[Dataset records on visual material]
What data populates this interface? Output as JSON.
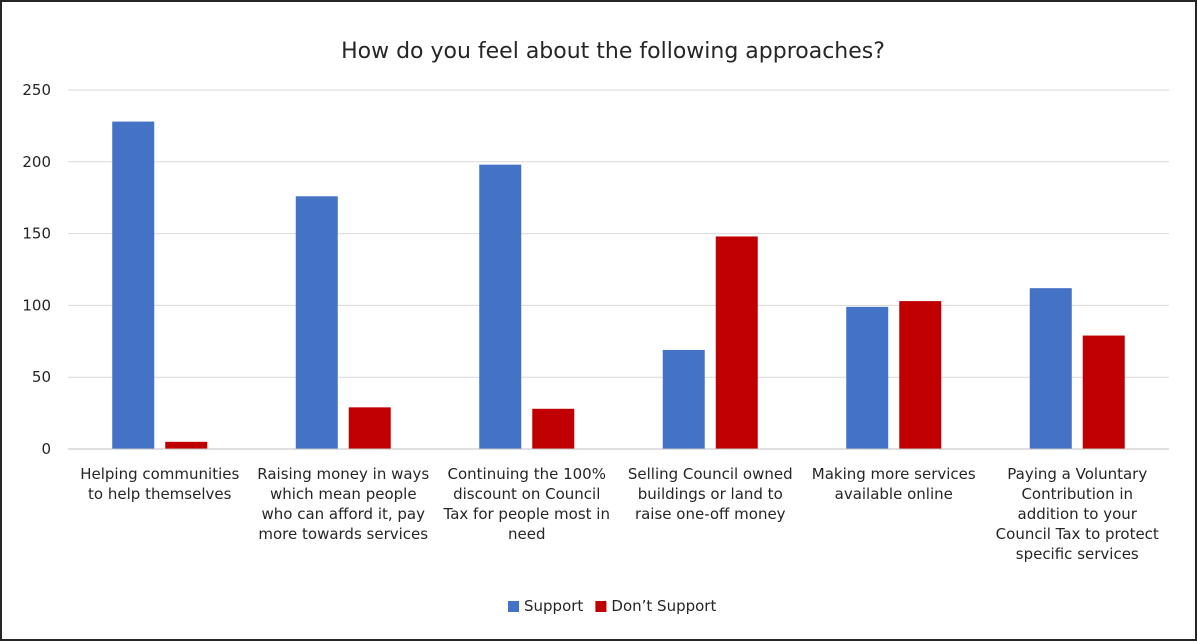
{
  "chart_data": {
    "type": "bar",
    "title": "How do you feel about the following approaches?",
    "categories": [
      [
        "Helping communities",
        "to help themselves"
      ],
      [
        "Raising money in ways",
        "which mean people",
        "who can afford it, pay",
        "more towards services"
      ],
      [
        "Continuing the 100%",
        "discount on Council",
        "Tax for people most in",
        "need"
      ],
      [
        "Selling Council owned",
        "buildings or land to",
        "raise one-off money"
      ],
      [
        "Making more services",
        "available online"
      ],
      [
        "Paying a Voluntary",
        "Contribution in",
        "addition to your",
        "Council Tax to protect",
        "specific services"
      ]
    ],
    "series": [
      {
        "name": "Support",
        "color": "#4472c4",
        "values": [
          228,
          176,
          198,
          69,
          99,
          112
        ]
      },
      {
        "name": "Don’t Support",
        "color": "#c00000",
        "values": [
          5,
          29,
          28,
          148,
          103,
          79
        ]
      }
    ],
    "ylim": [
      0,
      250
    ],
    "yticks": [
      0,
      50,
      100,
      150,
      200,
      250
    ],
    "grid": true,
    "legend": "bottom"
  }
}
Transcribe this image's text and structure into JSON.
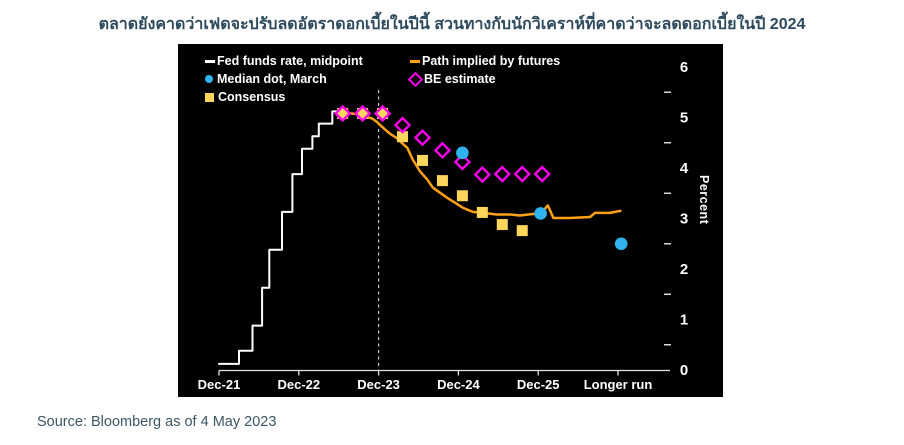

**WHAT YOU HAVE TO DO:**
Images must not appear in the copy; reproduce everything else in the records verbatim.

**SOLUTION BELOW:**
What data populates this interface? Output as JSON.
{
  "chart_data": {
    "type": "bar",
    "title": "How do you feel about the following approaches?",
    "categories": [
      [
        "Helping communities",
        "to help themselves"
      ],
      [
        "Raising money in ways",
        "which mean people",
        "who can afford it, pay",
        "more towards services"
      ],
      [
        "Continuing the 100%",
        "discount on Council",
        "Tax for people most in",
        "need"
      ],
      [
        "Selling Council owned",
        "buildings or land to",
        "raise one-off money"
      ],
      [
        "Making more services",
        "available online"
      ],
      [
        "Paying a Voluntary",
        "Contribution in",
        "addition to your",
        "Council Tax to protect",
        "specific services"
      ]
    ],
    "series": [
      {
        "name": "Support",
        "color": "#4472c4",
        "values": [
          228,
          176,
          198,
          69,
          99,
          112
        ]
      },
      {
        "name": "Don’t Support",
        "color": "#c00000",
        "values": [
          5,
          29,
          28,
          148,
          103,
          79
        ]
      }
    ],
    "ylim": [
      0,
      250
    ],
    "yticks": [
      0,
      50,
      100,
      150,
      200,
      250
    ],
    "grid": true,
    "legend": "bottom"
  }
}
Transcribe this image's text and structure into JSON.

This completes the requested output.